(Extracted data entries)
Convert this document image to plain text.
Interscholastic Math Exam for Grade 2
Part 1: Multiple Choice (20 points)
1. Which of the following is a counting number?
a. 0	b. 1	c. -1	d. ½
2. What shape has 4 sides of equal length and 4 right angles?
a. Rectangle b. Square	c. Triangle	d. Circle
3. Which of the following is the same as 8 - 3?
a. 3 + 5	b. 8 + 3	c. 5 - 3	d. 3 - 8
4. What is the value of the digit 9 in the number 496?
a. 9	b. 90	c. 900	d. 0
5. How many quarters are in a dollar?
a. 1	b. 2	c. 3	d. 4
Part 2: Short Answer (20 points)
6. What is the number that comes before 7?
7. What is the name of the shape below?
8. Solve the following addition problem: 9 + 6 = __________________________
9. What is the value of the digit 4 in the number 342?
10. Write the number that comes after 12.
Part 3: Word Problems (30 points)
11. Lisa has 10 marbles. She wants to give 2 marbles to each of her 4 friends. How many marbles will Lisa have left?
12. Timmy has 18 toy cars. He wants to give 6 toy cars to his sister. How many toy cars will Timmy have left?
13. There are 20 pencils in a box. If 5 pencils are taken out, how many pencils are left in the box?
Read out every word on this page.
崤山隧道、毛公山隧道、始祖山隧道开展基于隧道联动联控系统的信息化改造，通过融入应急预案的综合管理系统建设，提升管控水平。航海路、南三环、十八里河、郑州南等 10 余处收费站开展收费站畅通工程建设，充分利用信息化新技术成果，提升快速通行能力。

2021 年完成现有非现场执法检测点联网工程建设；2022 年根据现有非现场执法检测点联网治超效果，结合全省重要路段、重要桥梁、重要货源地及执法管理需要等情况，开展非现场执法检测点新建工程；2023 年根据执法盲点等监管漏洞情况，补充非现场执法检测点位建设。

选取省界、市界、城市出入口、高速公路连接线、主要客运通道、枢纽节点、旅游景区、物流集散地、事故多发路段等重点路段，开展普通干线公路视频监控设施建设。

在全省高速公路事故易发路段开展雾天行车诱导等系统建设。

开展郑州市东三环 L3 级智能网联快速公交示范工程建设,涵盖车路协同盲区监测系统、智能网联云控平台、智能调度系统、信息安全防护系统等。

● EXERCISE DIRECTIONS: Please reproduce the entire listing, exactly as shown.

● SOLVED EXERCISE:
Convert this document image to plain text.
Interscholastic Math Exam for Grade 2
Part 1: Multiple Choice (20 points)
1. Which of the following is a counting number?
a. 0	b. 1	c. -1	d. ½
2. What shape has 4 sides of equal length and 4 right angles?
a. Rectangle b. Square	c. Triangle	d. Circle
3. Which of the following is the same as 8 - 3?
a. 3 + 5	b. 8 + 3	c. 5 - 3	d. 3 - 8
4. What is the value of the digit 9 in the number 496?
a. 9	b. 90	c. 900	d. 0
5. How many quarters are in a dollar?
a. 1	b. 2	c. 3	d. 4
Part 2: Short Answer (20 points)
6. What is the number that comes before 7?
7. What is the name of the shape below?
8. Solve the following addition problem: 9 + 6 = __________________________
9. What is the value of the digit 4 in the number 342?
10. Write the number that comes after 12.
Part 3: Word Problems (30 points)
11. Lisa has 10 marbles. She wants to give 2 marbles to each of her 4 friends. How many marbles will Lisa have left?
12. Timmy has 18 toy cars. He wants to give 6 toy cars to his sister. How many toy cars will Timmy have left?
13. There are 20 pencils in a box. If 5 pencils are taken out, how many pencils are left in the box?
Read out every word on this page.
崤山隧道、毛公山隧道、始祖山隧道开展基于隧道联动联控系统的信息化改造，通过融入应急预案的综合管理系统建设，提升管控水平。航海路、南三环、十八里河、郑州南等 10 余处收费站开展收费站畅通工程建设，充分利用信息化新技术成果，提升快速通行能力。

2021 年完成现有非现场执法检测点联网工程建设；2022 年根据现有非现场执法检测点联网治超效果，结合全省重要路段、重要桥梁、重要货源地及执法管理需要等情况，开展非现场执法检测点新建工程；2023 年根据执法盲点等监管漏洞情况，补充非现场执法检测点位建设。

选取省界、市界、城市出入口、高速公路连接线、主要客运通道、枢纽节点、旅游景区、物流集散地、事故多发路段等重点路段，开展普通干线公路视频监控设施建设。

在全省高速公路事故易发路段开展雾天行车诱导等系统建设。

开展郑州市东三环 L3 级智能网联快速公交示范工程建设,涵盖车路协同盲区监测系统、智能网联云控平台、智能调度系统、信息安全防护系统等。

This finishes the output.